*TASK DATA*
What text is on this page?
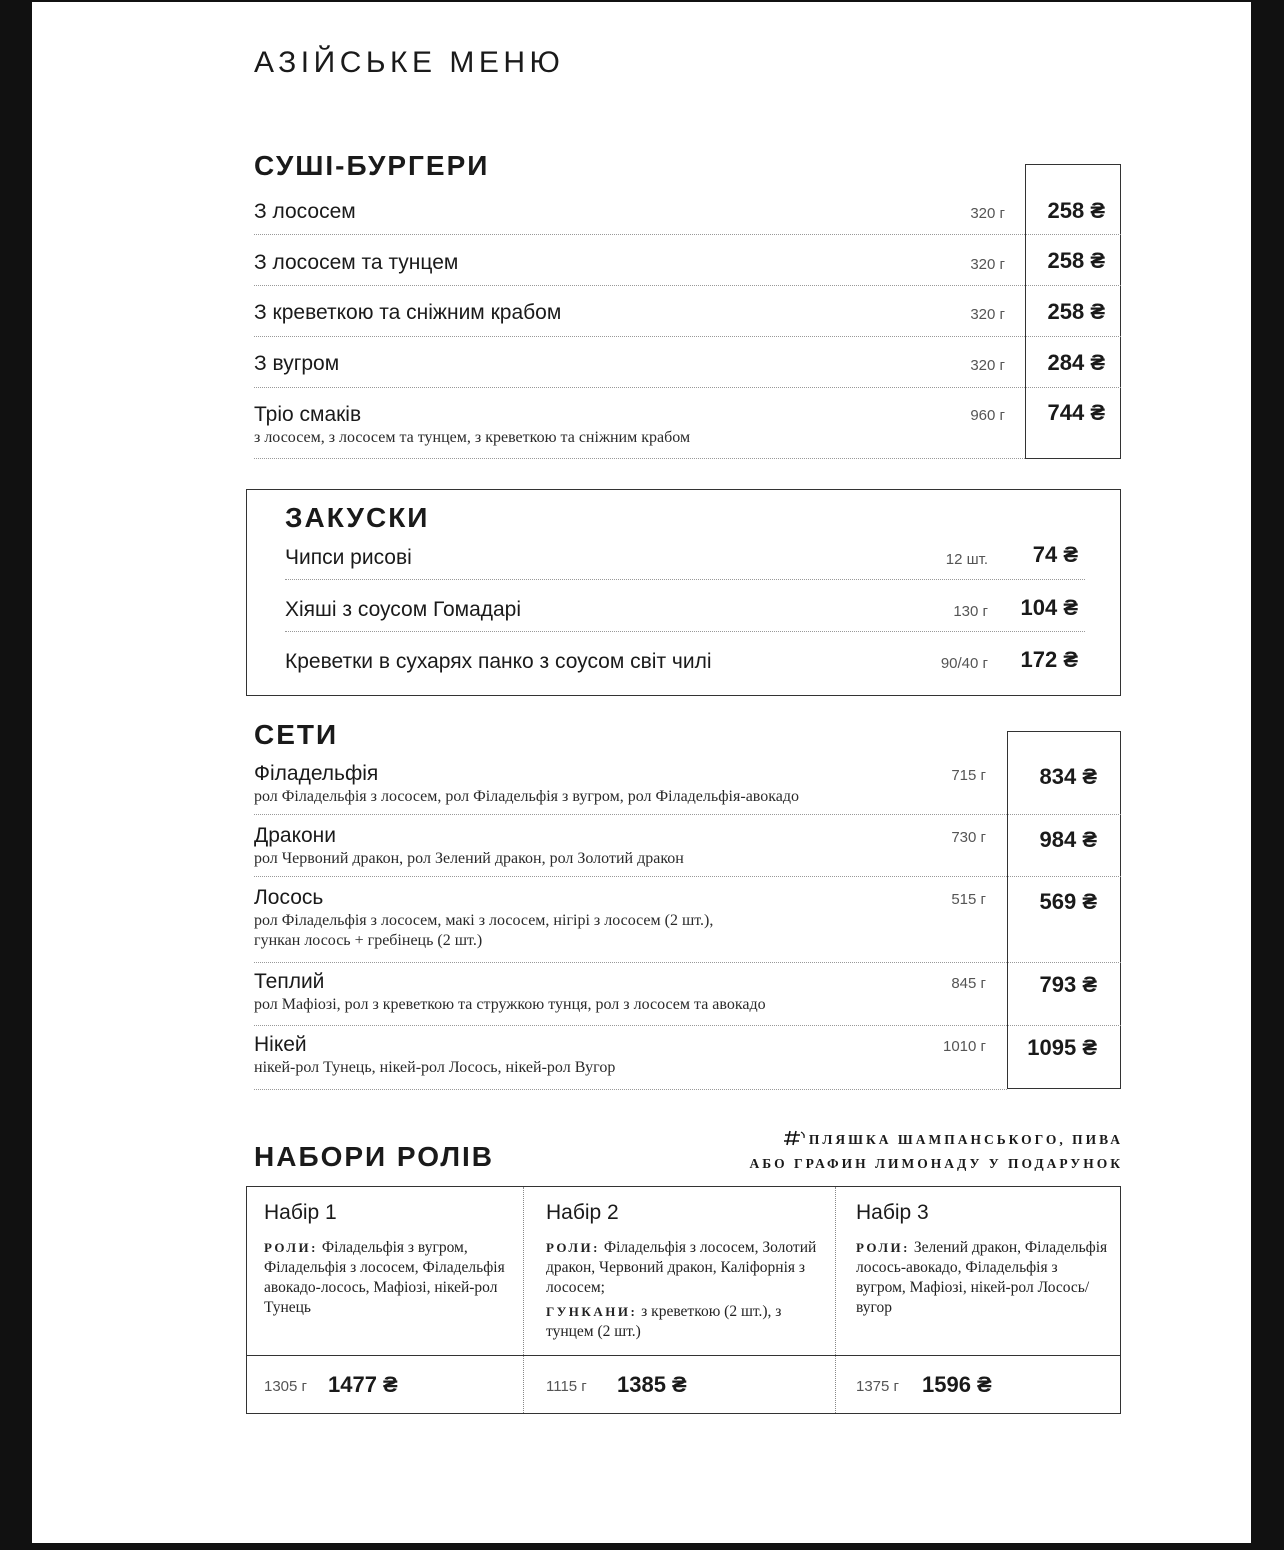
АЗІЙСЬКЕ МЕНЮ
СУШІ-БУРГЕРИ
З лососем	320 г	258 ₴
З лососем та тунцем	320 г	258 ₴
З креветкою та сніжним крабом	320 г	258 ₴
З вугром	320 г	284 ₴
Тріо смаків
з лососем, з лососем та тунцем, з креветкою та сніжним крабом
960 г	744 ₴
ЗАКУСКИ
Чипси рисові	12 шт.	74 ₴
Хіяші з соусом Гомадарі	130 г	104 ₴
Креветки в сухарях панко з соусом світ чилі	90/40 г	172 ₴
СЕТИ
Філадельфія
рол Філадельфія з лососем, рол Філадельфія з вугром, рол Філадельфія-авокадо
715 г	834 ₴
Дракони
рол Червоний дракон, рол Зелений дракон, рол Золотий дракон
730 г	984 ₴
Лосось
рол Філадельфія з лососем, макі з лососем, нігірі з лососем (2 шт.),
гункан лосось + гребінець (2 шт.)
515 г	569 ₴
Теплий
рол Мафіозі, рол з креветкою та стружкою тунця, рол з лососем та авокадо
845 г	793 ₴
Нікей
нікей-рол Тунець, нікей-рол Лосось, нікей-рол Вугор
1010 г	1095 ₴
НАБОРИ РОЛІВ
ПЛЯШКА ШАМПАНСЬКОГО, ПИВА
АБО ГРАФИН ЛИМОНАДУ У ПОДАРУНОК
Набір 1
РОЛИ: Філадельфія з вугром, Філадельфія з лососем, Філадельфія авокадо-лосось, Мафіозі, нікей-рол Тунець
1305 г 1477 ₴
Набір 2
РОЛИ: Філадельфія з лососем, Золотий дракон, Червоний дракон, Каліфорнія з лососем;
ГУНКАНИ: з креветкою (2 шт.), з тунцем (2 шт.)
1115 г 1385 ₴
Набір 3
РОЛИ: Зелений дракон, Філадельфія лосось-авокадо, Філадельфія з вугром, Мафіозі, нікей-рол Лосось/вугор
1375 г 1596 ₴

==

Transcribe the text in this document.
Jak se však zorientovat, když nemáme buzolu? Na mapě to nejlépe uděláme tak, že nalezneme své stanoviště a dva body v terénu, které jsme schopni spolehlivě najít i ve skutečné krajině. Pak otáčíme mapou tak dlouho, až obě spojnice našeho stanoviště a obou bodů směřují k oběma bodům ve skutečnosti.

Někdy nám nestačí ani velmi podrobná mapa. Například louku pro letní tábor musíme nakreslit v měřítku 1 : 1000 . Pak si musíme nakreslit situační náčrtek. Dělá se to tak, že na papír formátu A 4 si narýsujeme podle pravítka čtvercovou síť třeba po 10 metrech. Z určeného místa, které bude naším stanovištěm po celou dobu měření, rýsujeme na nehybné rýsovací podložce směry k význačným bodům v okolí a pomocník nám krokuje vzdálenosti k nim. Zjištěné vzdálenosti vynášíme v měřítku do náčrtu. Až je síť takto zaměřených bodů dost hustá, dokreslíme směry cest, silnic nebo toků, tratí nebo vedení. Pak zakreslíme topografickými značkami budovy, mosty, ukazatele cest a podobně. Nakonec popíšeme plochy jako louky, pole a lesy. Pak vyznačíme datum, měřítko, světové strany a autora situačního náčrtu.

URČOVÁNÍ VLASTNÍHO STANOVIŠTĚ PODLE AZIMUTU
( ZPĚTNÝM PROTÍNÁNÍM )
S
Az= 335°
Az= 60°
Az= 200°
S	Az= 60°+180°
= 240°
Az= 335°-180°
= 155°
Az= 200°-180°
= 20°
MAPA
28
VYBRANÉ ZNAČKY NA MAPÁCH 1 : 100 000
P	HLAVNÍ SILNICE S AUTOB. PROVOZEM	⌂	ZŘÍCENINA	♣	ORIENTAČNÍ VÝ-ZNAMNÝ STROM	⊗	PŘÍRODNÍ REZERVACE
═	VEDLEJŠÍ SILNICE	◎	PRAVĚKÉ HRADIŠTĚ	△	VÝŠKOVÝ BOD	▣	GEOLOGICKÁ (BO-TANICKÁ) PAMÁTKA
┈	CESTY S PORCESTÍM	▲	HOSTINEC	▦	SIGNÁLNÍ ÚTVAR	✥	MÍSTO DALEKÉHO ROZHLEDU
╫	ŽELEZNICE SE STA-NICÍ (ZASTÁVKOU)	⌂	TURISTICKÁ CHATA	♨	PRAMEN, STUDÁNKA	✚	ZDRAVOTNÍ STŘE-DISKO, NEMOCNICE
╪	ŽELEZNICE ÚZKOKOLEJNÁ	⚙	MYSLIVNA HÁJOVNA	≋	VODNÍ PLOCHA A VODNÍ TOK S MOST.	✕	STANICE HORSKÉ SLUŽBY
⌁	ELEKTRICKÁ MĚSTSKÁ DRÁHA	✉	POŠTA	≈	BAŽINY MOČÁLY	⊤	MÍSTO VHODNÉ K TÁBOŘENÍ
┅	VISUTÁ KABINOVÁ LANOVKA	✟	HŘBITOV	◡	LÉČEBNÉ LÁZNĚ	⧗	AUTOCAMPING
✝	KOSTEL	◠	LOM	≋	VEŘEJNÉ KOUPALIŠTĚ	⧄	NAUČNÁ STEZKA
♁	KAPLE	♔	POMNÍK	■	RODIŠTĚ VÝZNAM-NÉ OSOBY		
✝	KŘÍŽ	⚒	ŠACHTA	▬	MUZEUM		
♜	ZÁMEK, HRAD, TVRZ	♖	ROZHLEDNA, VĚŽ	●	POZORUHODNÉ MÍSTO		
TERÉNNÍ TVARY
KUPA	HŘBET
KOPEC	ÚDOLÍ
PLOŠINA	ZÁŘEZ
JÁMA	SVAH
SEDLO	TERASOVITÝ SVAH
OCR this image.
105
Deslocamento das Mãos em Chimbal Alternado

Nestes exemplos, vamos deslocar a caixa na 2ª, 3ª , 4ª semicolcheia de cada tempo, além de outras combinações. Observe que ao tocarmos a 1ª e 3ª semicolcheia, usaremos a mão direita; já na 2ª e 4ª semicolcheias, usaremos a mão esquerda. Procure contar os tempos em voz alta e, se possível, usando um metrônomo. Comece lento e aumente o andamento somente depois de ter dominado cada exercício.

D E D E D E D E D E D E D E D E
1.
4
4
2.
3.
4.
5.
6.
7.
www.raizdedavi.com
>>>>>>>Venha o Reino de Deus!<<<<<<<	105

--

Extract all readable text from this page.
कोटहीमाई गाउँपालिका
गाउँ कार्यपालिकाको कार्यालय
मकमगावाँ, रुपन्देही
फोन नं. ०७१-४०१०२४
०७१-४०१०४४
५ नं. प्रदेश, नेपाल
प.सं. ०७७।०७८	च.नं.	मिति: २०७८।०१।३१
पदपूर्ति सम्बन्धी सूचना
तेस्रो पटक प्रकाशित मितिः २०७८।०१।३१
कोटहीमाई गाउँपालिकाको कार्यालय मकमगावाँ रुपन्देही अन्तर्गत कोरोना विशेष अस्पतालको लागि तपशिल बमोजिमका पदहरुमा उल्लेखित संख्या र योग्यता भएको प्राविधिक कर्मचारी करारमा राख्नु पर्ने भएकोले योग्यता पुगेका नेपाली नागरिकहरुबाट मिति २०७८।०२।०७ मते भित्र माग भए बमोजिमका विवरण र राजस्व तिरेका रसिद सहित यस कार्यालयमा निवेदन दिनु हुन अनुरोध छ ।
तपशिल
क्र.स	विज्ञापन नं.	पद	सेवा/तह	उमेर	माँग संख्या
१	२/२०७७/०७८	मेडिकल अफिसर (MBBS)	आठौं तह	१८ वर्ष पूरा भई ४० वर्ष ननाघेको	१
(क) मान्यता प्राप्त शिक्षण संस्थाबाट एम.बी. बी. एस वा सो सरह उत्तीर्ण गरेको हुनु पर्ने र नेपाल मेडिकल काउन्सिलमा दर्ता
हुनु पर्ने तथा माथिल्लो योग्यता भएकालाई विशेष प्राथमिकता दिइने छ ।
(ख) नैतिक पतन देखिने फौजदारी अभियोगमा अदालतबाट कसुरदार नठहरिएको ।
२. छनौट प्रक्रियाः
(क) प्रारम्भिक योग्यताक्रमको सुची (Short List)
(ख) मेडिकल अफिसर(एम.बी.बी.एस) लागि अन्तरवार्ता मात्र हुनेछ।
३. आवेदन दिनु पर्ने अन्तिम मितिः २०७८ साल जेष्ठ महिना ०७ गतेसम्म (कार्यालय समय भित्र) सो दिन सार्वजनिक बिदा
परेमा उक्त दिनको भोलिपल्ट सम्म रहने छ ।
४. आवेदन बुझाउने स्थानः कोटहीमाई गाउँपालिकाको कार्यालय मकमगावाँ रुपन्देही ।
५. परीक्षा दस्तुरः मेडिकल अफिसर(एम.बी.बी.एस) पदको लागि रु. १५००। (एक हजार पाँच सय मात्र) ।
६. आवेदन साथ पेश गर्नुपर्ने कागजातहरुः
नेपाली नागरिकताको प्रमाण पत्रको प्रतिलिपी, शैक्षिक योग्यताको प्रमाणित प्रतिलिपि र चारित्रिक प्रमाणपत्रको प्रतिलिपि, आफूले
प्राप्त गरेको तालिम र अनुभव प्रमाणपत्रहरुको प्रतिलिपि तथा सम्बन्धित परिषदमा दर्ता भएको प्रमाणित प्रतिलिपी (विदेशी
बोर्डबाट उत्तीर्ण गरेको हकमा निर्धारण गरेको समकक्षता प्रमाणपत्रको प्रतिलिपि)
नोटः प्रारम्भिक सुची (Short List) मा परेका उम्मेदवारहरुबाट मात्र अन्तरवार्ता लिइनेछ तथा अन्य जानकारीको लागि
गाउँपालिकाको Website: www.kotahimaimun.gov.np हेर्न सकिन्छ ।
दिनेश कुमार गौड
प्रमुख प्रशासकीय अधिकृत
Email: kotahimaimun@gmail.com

*WORK INSTRUCTIONS*
Find how many lines include the string "креветкою" and report that number alone.

*OUTPUT*
4